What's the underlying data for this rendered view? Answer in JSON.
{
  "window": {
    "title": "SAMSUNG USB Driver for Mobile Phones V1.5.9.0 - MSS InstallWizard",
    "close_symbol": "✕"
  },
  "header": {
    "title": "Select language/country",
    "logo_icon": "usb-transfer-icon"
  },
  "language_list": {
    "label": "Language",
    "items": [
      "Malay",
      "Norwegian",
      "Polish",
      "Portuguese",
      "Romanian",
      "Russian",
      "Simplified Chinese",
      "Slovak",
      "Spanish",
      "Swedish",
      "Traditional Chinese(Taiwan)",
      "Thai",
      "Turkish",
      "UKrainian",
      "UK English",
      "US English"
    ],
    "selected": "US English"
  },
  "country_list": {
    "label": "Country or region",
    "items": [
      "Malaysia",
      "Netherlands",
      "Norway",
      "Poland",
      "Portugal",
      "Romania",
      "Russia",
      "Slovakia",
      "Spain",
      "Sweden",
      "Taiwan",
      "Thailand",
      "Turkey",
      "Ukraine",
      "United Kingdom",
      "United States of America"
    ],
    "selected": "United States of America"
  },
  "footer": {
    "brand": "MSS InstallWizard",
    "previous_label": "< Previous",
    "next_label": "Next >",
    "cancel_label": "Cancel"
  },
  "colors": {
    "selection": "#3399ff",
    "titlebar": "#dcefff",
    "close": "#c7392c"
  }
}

* * * * * * *

▶ Aim of the task
Copy out each record from above, exactly.

▶ Full response
What's the underlying data for this rendered view? Answer in JSON.
{
  "window": {
    "title": "SAMSUNG USB Driver for Mobile Phones V1.5.9.0 - MSS InstallWizard",
    "close_symbol": "✕"
  },
  "header": {
    "title": "Select language/country",
    "logo_icon": "usb-transfer-icon"
  },
  "language_list": {
    "label": "Language",
    "items": [
      "Malay",
      "Norwegian",
      "Polish",
      "Portuguese",
      "Romanian",
      "Russian",
      "Simplified Chinese",
      "Slovak",
      "Spanish",
      "Swedish",
      "Traditional Chinese(Taiwan)",
      "Thai",
      "Turkish",
      "UKrainian",
      "UK English",
      "US English"
    ],
    "selected": "US English"
  },
  "country_list": {
    "label": "Country or region",
    "items": [
      "Malaysia",
      "Netherlands",
      "Norway",
      "Poland",
      "Portugal",
      "Romania",
      "Russia",
      "Slovakia",
      "Spain",
      "Sweden",
      "Taiwan",
      "Thailand",
      "Turkey",
      "Ukraine",
      "United Kingdom",
      "United States of America"
    ],
    "selected": "United States of America"
  },
  "footer": {
    "brand": "MSS InstallWizard",
    "previous_label": "< Previous",
    "next_label": "Next >",
    "cancel_label": "Cancel"
  },
  "colors": {
    "selection": "#3399ff",
    "titlebar": "#dcefff",
    "close": "#c7392c"
  }
}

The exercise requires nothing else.